Material shown:
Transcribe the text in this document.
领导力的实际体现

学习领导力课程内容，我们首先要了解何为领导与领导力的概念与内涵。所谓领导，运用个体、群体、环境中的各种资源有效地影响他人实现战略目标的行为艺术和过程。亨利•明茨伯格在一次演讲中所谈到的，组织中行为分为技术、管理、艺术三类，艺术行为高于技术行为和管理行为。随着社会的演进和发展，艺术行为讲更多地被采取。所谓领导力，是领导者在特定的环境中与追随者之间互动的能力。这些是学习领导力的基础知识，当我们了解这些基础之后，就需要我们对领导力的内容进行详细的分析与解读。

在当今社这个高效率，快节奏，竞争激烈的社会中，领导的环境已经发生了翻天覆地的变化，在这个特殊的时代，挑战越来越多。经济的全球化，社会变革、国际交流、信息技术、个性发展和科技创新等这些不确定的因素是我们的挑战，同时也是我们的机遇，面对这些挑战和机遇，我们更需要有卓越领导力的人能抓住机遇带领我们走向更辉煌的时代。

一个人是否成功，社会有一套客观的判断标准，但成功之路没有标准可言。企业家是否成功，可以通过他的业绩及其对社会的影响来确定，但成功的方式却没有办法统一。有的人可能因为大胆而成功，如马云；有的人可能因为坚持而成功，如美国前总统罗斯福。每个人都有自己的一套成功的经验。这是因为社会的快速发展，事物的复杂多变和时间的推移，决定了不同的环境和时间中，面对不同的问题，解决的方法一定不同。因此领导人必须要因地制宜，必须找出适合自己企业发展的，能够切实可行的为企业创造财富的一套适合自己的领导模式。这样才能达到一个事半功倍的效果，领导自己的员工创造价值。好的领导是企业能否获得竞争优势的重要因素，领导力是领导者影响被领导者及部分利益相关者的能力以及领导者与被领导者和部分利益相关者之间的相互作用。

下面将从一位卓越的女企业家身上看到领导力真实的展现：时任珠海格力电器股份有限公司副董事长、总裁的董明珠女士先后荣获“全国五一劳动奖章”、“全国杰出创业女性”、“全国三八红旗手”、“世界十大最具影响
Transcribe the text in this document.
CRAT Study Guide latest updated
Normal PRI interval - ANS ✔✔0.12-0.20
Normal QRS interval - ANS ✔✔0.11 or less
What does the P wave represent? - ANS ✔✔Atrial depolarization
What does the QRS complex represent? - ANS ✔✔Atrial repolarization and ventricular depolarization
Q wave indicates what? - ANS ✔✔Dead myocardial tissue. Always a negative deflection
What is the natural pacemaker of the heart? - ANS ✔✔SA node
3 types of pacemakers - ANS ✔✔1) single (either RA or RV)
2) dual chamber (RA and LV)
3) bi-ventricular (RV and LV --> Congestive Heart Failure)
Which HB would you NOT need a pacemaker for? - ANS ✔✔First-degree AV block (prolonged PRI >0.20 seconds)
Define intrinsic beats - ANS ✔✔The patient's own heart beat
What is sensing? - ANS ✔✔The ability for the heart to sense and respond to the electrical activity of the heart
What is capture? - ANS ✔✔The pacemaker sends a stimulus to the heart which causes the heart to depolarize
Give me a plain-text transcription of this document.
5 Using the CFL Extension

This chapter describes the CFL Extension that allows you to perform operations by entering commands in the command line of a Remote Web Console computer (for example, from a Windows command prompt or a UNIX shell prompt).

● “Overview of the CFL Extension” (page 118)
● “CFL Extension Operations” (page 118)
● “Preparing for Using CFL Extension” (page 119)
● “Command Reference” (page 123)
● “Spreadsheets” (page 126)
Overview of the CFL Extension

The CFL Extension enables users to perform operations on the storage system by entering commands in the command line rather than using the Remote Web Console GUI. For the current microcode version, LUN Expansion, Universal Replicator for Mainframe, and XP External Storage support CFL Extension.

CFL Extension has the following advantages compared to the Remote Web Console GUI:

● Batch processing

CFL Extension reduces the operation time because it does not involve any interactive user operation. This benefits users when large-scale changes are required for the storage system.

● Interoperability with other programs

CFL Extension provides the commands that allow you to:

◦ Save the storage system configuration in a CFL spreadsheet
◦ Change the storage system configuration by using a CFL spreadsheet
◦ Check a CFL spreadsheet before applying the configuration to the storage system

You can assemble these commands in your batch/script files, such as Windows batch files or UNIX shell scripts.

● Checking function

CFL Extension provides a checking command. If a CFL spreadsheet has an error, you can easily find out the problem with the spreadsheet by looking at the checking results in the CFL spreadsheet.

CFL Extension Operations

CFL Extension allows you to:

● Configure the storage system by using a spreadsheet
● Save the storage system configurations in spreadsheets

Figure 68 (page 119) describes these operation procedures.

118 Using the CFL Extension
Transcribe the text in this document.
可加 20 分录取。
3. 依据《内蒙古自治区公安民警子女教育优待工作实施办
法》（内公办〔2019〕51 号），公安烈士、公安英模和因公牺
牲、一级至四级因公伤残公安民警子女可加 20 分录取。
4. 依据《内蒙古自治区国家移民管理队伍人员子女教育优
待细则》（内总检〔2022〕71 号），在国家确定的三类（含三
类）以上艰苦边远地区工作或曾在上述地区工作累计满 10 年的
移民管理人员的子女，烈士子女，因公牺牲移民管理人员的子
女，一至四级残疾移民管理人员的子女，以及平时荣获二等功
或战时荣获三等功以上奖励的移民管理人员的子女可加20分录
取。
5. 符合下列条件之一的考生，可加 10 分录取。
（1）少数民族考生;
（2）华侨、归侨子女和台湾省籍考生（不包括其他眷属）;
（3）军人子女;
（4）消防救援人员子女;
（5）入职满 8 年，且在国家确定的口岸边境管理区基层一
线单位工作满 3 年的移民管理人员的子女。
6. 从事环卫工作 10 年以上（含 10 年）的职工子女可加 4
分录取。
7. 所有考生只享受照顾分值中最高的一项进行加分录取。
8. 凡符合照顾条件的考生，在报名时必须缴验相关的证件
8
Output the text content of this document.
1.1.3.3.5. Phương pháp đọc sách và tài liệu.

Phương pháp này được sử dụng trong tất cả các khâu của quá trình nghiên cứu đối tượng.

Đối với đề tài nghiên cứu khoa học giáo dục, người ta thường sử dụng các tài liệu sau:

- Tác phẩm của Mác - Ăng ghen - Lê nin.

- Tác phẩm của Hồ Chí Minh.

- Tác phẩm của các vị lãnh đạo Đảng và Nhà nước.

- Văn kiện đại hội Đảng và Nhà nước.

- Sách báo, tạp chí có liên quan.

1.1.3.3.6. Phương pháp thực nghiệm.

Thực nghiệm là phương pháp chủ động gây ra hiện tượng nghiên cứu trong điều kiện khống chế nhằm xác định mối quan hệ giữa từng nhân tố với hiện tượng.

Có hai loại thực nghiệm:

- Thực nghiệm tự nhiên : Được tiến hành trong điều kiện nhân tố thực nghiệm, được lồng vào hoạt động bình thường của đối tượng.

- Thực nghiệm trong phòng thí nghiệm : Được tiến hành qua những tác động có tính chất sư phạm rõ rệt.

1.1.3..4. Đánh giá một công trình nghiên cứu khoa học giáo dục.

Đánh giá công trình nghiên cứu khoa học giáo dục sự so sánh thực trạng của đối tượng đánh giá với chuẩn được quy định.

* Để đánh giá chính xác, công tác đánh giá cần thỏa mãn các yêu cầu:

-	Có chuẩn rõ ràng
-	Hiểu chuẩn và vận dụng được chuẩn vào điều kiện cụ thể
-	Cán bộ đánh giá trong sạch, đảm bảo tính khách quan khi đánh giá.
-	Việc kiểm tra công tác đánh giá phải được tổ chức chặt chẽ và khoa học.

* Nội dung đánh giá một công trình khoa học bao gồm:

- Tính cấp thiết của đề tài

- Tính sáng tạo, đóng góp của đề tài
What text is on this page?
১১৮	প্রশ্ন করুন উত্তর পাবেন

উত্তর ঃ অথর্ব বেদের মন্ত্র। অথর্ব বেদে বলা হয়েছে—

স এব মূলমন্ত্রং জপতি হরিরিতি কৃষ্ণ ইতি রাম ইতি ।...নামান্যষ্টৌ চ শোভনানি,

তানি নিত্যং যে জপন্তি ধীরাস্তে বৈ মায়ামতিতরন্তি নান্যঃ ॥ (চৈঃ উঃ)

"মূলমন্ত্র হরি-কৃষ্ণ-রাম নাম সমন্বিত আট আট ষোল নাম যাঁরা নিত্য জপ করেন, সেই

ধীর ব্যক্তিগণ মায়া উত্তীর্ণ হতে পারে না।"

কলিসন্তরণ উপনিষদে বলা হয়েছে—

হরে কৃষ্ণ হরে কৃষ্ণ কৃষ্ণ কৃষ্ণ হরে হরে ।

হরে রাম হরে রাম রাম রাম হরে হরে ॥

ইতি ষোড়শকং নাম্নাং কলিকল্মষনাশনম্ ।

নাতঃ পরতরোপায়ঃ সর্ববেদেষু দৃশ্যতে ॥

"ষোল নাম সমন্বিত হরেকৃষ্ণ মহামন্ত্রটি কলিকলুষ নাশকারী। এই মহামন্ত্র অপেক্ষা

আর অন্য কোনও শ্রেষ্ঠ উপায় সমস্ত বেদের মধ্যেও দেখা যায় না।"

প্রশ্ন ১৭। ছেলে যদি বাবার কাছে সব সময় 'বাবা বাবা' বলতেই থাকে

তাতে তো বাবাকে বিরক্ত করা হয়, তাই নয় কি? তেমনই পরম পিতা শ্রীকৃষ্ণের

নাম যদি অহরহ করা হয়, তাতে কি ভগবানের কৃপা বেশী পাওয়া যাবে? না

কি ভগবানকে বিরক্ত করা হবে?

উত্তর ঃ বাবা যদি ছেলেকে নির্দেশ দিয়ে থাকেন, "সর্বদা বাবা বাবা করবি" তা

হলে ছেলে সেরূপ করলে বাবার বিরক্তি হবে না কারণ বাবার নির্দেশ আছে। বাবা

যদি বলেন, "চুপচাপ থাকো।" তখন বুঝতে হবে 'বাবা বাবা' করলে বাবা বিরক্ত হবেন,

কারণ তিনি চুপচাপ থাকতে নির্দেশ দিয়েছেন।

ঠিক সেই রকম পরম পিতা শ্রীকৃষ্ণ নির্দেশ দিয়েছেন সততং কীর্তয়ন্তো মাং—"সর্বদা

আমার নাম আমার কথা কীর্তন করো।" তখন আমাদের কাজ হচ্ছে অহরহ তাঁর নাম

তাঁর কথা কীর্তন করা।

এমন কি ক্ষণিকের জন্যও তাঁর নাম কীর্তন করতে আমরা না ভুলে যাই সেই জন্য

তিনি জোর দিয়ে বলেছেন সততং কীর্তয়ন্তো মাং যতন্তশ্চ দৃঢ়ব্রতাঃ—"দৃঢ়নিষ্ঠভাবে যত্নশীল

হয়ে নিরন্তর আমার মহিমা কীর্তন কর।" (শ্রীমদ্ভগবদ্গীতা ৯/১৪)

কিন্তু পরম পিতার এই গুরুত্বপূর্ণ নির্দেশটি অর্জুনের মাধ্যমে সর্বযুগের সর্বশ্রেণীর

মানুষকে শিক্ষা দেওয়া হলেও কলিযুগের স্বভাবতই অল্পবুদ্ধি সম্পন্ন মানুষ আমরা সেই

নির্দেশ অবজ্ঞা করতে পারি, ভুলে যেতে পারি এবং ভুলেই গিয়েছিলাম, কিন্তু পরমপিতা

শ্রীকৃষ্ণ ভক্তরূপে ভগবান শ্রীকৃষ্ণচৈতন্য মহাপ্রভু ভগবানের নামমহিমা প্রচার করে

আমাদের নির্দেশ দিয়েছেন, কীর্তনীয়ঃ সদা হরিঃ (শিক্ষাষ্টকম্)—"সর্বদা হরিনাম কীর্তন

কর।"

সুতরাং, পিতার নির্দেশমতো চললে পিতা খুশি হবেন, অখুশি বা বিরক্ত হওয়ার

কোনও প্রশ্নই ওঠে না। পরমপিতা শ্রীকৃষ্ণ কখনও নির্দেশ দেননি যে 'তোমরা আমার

Exercise prompt:
Gather from the data above every line with the string "liệu".

The solution:
1.1.3.3.5. Phương pháp đọc sách và tài liệu.
Đối với đề tài nghiên cứu khoa học giáo dục, người ta thường sử dụng các tài liệu sau:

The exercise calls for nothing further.